Set exercise
Can you transcribe every line exactly and leave the pictures behind?

Data entries
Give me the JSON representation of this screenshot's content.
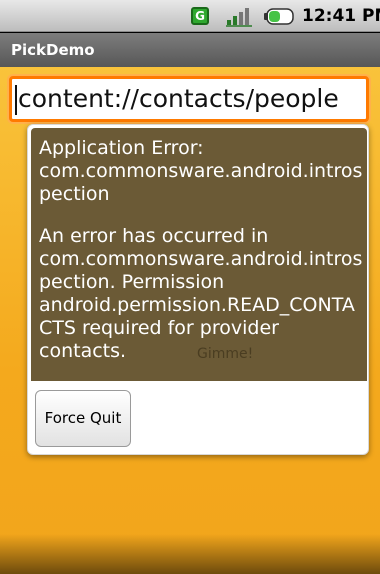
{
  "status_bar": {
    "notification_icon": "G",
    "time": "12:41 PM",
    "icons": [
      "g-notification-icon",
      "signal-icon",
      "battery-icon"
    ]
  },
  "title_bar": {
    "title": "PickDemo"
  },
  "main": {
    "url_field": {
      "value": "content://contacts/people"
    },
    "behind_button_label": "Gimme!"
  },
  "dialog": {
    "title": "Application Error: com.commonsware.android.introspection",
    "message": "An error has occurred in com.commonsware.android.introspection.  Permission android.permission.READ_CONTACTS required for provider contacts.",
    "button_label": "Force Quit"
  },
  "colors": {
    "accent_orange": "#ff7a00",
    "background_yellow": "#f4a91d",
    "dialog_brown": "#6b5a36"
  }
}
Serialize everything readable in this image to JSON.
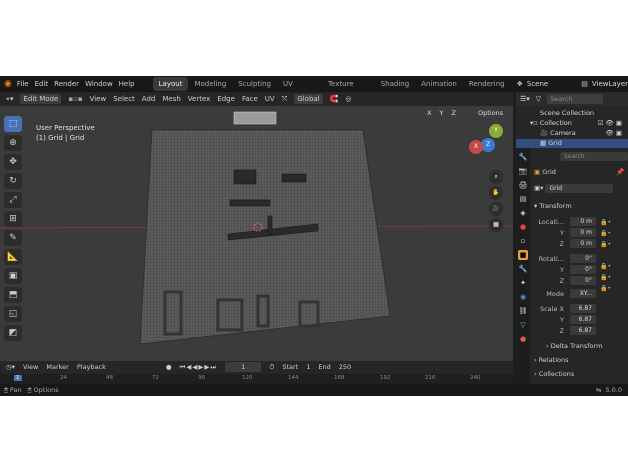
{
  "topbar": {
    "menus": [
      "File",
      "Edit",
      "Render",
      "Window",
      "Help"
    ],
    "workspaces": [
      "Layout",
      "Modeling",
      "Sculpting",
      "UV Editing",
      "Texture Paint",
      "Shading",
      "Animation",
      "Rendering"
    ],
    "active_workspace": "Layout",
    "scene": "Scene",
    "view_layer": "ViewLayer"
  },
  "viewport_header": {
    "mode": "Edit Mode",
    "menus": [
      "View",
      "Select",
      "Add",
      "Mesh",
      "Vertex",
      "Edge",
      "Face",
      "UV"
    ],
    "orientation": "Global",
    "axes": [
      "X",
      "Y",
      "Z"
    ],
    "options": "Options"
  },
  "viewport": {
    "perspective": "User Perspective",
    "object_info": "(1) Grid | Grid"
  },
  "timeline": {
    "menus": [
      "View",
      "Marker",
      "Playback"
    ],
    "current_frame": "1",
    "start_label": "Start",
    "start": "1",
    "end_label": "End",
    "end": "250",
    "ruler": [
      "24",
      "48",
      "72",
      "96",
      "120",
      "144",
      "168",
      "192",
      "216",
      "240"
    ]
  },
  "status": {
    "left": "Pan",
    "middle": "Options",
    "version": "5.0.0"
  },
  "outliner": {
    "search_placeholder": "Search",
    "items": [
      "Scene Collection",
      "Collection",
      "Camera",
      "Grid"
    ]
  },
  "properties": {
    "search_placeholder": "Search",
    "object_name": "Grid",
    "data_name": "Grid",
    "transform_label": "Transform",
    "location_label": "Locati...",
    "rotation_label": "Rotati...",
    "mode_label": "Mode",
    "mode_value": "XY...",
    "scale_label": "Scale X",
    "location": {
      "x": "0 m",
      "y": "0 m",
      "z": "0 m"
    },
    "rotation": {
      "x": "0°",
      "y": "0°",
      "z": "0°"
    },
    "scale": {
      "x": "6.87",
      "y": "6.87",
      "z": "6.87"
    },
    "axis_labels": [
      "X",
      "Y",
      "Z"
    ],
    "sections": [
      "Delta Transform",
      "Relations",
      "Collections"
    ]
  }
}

Final answer
Give me the JSON representation of this screenshot's content.
{
  "status_bar": {
    "notification_icon": "G",
    "time": "12:41 PM",
    "icons": [
      "g-notification-icon",
      "signal-icon",
      "battery-icon"
    ]
  },
  "title_bar": {
    "title": "PickDemo"
  },
  "main": {
    "url_field": {
      "value": "content://contacts/people"
    },
    "behind_button_label": "Gimme!"
  },
  "dialog": {
    "title": "Application Error: com.commonsware.android.introspection",
    "message": "An error has occurred in com.commonsware.android.introspection.  Permission android.permission.READ_CONTACTS required for provider contacts.",
    "button_label": "Force Quit"
  },
  "colors": {
    "accent_orange": "#ff7a00",
    "background_yellow": "#f4a91d",
    "dialog_brown": "#6b5a36"
  }
}
Serialize everything readable in this image to JSON.
{
  "topbar": {
    "menus": [
      "File",
      "Edit",
      "Render",
      "Window",
      "Help"
    ],
    "workspaces": [
      "Layout",
      "Modeling",
      "Sculpting",
      "UV Editing",
      "Texture Paint",
      "Shading",
      "Animation",
      "Rendering"
    ],
    "active_workspace": "Layout",
    "scene": "Scene",
    "view_layer": "ViewLayer"
  },
  "viewport_header": {
    "mode": "Edit Mode",
    "menus": [
      "View",
      "Select",
      "Add",
      "Mesh",
      "Vertex",
      "Edge",
      "Face",
      "UV"
    ],
    "orientation": "Global",
    "axes": [
      "X",
      "Y",
      "Z"
    ],
    "options": "Options"
  },
  "viewport": {
    "perspective": "User Perspective",
    "object_info": "(1) Grid | Grid"
  },
  "timeline": {
    "menus": [
      "View",
      "Marker",
      "Playback"
    ],
    "current_frame": "1",
    "start_label": "Start",
    "start": "1",
    "end_label": "End",
    "end": "250",
    "ruler": [
      "24",
      "48",
      "72",
      "96",
      "120",
      "144",
      "168",
      "192",
      "216",
      "240"
    ]
  },
  "status": {
    "left": "Pan",
    "middle": "Options",
    "version": "5.0.0"
  },
  "outliner": {
    "search_placeholder": "Search",
    "items": [
      "Scene Collection",
      "Collection",
      "Camera",
      "Grid"
    ]
  },
  "properties": {
    "search_placeholder": "Search",
    "object_name": "Grid",
    "data_name": "Grid",
    "transform_label": "Transform",
    "location_label": "Locati...",
    "rotation_label": "Rotati...",
    "mode_label": "Mode",
    "mode_value": "XY...",
    "scale_label": "Scale X",
    "location": {
      "x": "0 m",
      "y": "0 m",
      "z": "0 m"
    },
    "rotation": {
      "x": "0°",
      "y": "0°",
      "z": "0°"
    },
    "scale": {
      "x": "6.87",
      "y": "6.87",
      "z": "6.87"
    },
    "axis_labels": [
      "X",
      "Y",
      "Z"
    ],
    "sections": [
      "Delta Transform",
      "Relations",
      "Collections"
    ]
  }
}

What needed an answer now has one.